» Task to complete
Scan the data below. Pull out each line where "信息员日常反馈" occurs.

Data records:

BEGIN

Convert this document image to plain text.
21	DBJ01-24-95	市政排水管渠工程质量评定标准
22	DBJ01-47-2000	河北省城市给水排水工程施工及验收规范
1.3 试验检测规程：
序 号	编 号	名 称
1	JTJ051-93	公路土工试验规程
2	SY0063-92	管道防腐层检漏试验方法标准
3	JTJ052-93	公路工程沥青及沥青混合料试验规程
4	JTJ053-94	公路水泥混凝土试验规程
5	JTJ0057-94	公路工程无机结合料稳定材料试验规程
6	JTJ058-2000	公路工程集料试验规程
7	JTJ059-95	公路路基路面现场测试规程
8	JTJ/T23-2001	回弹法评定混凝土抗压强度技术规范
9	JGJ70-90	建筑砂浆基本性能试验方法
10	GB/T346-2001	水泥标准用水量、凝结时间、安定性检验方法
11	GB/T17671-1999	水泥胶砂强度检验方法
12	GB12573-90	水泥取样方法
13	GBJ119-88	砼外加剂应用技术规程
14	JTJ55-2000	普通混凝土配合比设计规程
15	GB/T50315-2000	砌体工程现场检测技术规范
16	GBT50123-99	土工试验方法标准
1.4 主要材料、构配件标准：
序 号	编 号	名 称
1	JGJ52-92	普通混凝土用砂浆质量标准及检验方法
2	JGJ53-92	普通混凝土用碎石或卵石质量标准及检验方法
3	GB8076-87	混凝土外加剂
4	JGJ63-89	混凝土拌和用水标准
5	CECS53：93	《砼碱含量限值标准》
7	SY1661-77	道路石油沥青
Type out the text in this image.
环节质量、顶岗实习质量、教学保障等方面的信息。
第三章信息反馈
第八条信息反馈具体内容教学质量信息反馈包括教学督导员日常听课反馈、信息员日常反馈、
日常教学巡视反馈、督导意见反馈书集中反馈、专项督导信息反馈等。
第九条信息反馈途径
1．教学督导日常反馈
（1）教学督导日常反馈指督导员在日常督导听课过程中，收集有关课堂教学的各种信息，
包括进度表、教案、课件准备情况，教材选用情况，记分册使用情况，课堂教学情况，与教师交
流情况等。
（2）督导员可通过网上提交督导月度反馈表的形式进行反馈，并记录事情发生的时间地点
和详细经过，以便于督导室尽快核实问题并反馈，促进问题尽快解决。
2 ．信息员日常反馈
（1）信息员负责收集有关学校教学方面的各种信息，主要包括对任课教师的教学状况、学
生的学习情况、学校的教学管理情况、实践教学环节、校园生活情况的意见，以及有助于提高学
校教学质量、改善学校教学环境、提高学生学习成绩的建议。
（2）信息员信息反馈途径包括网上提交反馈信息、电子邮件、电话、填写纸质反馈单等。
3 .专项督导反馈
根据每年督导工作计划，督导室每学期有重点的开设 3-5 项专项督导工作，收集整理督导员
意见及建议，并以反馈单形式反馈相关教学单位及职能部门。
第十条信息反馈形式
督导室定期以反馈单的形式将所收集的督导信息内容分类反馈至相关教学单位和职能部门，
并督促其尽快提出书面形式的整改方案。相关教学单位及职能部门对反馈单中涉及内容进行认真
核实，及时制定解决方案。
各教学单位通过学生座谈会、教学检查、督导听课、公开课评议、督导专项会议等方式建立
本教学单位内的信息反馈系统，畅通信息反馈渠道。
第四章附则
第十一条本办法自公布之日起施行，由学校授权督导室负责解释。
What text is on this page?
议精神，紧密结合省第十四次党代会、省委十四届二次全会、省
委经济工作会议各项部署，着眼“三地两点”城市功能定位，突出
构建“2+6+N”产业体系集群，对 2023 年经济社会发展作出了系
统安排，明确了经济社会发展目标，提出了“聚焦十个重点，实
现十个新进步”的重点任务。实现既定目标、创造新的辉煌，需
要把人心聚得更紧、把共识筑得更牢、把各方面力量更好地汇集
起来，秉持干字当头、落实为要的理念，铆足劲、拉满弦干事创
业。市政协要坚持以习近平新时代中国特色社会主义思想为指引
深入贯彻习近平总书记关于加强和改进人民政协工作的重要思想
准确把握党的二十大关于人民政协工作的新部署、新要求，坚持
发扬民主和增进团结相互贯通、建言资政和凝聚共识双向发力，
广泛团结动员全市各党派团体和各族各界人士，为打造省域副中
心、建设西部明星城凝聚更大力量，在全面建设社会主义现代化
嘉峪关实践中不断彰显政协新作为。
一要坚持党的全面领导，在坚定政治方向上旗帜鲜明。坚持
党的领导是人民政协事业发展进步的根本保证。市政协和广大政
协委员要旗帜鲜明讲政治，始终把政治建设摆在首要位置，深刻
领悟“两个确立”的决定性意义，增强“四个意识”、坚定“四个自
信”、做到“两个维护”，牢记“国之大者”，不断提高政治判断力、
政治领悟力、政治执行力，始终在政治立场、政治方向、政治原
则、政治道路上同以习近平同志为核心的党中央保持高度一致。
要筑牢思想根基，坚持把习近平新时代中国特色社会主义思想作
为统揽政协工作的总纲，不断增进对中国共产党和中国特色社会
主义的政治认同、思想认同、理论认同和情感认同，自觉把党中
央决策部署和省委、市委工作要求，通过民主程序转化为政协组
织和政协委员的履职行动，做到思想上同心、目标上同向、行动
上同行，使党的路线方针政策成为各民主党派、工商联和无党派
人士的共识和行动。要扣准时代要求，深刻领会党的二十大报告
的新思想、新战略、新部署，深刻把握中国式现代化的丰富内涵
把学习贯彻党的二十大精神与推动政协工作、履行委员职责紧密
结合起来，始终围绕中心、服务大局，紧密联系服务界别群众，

END

» Problem solution
第八条信息反馈具体内容教学质量信息反馈包括教学督导员日常听课反馈、信息员日常反馈、
2 ．信息员日常反馈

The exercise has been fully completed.